Objective
Collect each line containing "thick".

[Data tied to figure images]
====================

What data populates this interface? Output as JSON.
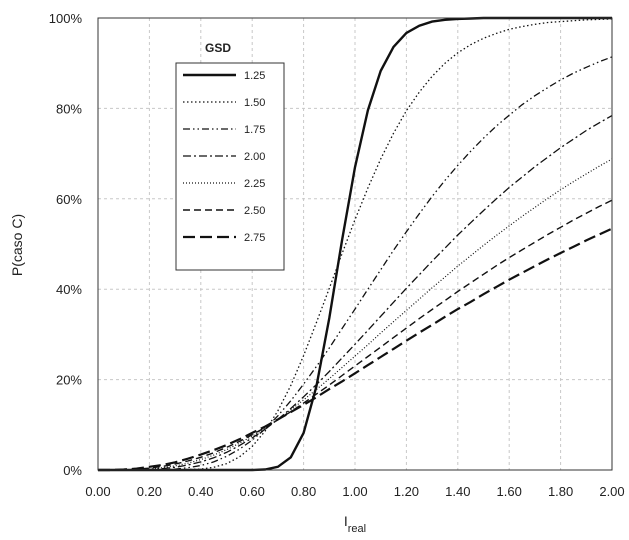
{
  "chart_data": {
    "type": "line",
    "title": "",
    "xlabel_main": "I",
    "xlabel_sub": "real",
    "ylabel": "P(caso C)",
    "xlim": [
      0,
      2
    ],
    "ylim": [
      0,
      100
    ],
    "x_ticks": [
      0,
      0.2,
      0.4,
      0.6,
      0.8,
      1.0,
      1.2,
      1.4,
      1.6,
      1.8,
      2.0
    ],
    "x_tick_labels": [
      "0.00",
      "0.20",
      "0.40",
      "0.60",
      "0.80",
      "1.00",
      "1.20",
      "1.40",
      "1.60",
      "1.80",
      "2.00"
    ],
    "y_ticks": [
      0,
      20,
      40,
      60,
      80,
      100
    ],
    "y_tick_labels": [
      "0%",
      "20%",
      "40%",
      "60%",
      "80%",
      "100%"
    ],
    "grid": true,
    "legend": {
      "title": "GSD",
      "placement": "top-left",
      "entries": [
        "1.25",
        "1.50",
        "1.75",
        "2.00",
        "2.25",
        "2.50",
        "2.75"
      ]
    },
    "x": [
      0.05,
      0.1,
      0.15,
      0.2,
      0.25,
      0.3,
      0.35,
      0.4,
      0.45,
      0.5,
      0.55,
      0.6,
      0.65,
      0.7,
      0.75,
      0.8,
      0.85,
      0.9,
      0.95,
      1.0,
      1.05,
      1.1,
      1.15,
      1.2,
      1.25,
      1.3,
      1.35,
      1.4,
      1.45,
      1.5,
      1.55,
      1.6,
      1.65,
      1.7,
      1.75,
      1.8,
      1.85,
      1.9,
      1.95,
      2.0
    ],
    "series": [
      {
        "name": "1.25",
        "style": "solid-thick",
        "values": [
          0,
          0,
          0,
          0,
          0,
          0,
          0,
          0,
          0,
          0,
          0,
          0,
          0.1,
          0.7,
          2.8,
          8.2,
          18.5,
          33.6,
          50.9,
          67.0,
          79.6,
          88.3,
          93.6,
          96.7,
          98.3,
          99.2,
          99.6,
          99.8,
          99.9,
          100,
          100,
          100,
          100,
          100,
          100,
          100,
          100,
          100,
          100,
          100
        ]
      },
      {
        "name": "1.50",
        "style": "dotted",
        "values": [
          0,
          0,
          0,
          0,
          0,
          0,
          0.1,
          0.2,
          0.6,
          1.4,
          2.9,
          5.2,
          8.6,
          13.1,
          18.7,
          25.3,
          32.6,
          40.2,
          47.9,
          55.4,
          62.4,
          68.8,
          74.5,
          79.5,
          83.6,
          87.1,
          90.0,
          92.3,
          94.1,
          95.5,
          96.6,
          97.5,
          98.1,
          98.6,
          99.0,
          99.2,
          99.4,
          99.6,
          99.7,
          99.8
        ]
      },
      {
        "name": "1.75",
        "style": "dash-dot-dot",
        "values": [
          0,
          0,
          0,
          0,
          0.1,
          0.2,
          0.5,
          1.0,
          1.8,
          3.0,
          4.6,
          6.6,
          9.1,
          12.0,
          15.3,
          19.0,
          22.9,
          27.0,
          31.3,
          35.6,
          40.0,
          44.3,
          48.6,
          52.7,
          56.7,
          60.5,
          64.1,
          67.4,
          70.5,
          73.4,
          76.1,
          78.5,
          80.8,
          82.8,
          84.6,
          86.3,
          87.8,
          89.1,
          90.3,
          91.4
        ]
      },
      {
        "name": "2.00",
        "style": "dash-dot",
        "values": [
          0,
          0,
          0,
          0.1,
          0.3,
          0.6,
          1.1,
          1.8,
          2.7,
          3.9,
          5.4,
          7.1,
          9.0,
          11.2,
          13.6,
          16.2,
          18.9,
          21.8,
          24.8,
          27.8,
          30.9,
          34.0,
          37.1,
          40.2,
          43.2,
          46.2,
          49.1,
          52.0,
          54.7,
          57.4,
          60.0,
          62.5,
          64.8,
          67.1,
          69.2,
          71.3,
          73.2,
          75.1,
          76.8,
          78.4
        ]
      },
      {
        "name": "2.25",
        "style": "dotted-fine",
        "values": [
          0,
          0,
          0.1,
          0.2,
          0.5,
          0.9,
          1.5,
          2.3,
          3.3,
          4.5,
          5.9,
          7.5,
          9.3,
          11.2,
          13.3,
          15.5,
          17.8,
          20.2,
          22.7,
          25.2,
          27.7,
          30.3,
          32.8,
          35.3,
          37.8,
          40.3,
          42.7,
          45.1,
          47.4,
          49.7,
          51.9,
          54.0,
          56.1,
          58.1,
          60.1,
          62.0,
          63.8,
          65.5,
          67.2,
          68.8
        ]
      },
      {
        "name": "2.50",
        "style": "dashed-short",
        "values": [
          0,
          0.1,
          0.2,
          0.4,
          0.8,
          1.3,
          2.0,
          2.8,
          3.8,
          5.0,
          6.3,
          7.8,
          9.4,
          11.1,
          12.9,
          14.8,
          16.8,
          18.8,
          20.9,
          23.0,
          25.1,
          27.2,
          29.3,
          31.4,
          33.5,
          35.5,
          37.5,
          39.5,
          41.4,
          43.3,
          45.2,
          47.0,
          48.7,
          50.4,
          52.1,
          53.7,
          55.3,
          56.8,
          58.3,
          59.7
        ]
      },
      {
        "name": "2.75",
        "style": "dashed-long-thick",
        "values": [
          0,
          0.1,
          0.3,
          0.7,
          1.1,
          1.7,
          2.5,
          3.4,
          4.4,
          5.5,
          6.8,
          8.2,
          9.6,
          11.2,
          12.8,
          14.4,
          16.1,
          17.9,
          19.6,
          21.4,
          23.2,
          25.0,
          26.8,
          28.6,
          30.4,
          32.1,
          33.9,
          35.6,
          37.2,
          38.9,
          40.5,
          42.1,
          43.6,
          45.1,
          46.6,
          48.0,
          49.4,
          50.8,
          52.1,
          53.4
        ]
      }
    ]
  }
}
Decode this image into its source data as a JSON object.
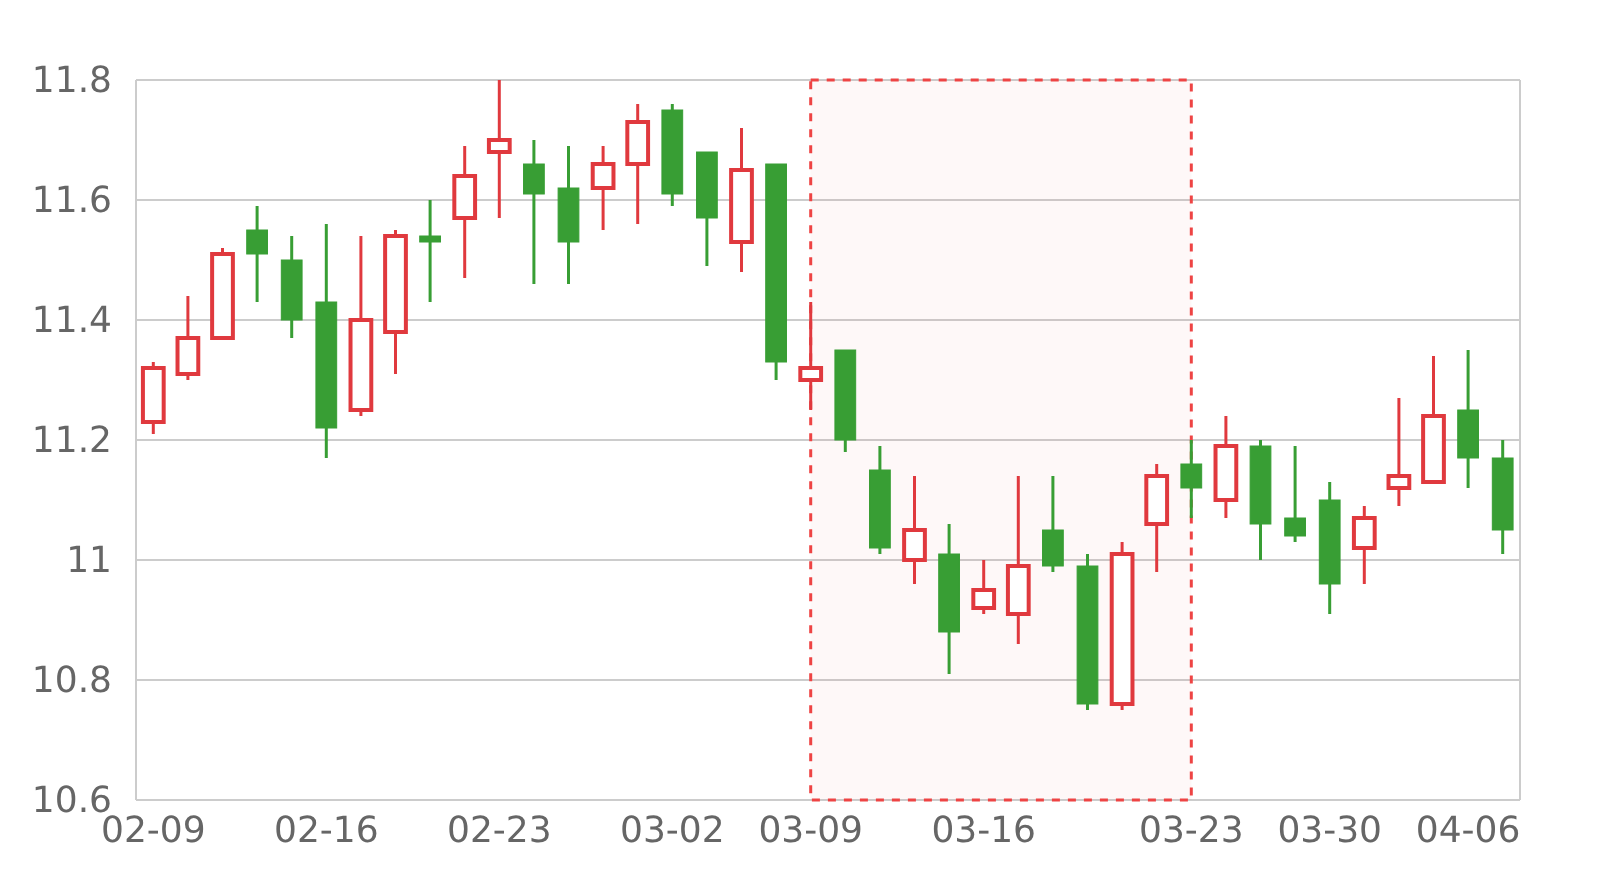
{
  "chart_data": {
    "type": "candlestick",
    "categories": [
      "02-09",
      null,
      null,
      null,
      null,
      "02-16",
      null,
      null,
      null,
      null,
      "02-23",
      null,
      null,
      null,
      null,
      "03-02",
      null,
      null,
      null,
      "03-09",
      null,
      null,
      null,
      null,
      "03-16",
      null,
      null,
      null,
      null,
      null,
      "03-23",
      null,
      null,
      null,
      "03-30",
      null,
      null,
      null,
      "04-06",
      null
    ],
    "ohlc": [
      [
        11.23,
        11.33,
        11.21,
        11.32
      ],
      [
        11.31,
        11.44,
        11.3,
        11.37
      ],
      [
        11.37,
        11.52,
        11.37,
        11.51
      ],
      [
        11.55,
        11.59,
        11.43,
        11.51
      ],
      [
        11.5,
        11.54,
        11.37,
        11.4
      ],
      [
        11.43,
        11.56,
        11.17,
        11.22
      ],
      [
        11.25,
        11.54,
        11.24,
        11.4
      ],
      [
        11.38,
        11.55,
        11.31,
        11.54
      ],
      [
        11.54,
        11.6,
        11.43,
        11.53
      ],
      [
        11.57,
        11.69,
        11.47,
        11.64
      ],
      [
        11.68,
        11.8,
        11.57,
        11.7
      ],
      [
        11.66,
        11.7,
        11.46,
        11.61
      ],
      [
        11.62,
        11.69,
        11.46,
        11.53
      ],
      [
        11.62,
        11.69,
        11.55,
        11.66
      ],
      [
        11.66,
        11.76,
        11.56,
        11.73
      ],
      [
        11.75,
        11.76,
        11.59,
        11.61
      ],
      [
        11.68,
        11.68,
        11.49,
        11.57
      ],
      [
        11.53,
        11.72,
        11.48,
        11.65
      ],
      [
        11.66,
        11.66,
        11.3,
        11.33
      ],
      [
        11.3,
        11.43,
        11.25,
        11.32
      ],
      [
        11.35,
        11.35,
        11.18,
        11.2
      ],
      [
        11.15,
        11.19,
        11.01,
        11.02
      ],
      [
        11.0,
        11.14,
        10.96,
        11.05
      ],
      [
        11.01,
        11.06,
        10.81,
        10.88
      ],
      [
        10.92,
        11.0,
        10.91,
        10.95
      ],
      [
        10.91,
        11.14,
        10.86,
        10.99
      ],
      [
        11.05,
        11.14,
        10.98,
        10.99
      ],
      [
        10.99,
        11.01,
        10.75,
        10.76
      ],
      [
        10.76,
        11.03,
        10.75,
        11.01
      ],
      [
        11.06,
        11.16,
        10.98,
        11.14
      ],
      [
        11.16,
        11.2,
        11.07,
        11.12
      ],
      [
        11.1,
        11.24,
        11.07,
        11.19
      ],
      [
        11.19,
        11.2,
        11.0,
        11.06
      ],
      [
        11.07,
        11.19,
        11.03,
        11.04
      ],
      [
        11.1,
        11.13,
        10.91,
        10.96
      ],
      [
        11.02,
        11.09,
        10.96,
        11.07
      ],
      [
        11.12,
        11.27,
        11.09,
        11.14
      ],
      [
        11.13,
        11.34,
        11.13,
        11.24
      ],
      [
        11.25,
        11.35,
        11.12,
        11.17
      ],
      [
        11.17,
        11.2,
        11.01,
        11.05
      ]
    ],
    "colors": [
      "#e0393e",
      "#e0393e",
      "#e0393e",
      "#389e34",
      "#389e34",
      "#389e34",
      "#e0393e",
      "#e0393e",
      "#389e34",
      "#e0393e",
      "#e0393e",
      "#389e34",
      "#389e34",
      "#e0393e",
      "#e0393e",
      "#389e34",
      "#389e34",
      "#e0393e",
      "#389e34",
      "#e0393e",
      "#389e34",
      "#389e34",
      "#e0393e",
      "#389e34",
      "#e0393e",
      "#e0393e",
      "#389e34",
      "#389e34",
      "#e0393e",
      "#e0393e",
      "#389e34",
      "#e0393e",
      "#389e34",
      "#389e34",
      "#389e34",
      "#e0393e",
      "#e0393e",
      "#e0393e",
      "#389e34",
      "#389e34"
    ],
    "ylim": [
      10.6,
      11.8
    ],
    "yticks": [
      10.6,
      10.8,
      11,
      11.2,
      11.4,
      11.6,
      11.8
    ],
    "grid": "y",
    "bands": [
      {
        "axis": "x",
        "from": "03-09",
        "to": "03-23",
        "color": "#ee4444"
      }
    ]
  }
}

====================

Expected answer
        "style": "solid-thick",
        "style": "dashed-long-thick",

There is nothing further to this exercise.